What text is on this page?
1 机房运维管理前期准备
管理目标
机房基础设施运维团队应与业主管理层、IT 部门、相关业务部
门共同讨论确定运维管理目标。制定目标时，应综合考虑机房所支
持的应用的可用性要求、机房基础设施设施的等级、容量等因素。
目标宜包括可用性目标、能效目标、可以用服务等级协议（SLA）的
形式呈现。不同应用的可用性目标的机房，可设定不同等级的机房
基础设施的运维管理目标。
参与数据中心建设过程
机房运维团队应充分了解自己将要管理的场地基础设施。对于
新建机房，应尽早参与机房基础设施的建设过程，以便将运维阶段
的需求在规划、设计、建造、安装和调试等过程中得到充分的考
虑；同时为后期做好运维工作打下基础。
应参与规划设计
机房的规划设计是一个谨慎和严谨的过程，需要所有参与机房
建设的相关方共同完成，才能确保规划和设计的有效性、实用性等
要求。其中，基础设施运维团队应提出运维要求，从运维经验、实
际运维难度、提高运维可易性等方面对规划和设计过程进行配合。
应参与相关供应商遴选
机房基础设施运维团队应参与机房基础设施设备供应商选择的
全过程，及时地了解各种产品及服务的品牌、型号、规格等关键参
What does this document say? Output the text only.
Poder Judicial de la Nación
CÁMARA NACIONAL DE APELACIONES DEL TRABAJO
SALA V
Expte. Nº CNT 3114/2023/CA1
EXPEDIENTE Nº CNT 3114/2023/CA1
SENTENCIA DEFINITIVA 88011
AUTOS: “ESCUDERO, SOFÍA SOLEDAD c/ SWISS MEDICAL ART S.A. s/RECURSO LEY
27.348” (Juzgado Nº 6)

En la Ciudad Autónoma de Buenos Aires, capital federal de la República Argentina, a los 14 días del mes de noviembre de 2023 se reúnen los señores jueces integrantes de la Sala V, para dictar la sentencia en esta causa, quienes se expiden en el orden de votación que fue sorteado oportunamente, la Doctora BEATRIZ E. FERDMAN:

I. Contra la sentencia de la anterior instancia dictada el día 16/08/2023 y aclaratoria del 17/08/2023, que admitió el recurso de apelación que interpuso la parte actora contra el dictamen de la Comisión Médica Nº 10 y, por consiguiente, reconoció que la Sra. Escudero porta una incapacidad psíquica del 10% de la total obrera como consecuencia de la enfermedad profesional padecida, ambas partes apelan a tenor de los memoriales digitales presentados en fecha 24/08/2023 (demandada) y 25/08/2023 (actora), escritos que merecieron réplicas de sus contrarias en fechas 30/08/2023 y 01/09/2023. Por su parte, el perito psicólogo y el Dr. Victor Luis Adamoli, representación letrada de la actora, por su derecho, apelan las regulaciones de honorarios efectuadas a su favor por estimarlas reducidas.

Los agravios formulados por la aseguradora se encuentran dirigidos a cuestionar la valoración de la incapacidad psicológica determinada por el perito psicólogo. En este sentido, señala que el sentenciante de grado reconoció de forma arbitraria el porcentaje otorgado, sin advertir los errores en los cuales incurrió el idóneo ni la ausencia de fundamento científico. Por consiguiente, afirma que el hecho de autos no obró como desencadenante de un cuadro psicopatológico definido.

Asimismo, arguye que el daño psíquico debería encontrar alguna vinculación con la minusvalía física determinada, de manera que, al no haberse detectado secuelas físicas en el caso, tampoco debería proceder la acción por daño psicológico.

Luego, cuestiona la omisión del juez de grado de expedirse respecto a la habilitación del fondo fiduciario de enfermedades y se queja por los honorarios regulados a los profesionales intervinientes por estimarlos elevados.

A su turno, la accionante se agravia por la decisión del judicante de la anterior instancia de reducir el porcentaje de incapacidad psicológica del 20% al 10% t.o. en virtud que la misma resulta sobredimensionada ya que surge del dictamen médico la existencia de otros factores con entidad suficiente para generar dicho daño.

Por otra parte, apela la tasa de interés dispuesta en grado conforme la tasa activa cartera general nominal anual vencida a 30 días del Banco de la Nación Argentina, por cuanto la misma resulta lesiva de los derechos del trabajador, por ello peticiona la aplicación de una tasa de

• Exercise prompt:
Search the entries for "this" and copy out each line that has it.

• Exercise result:
What text is on this page?
What does this document say? Output the text only.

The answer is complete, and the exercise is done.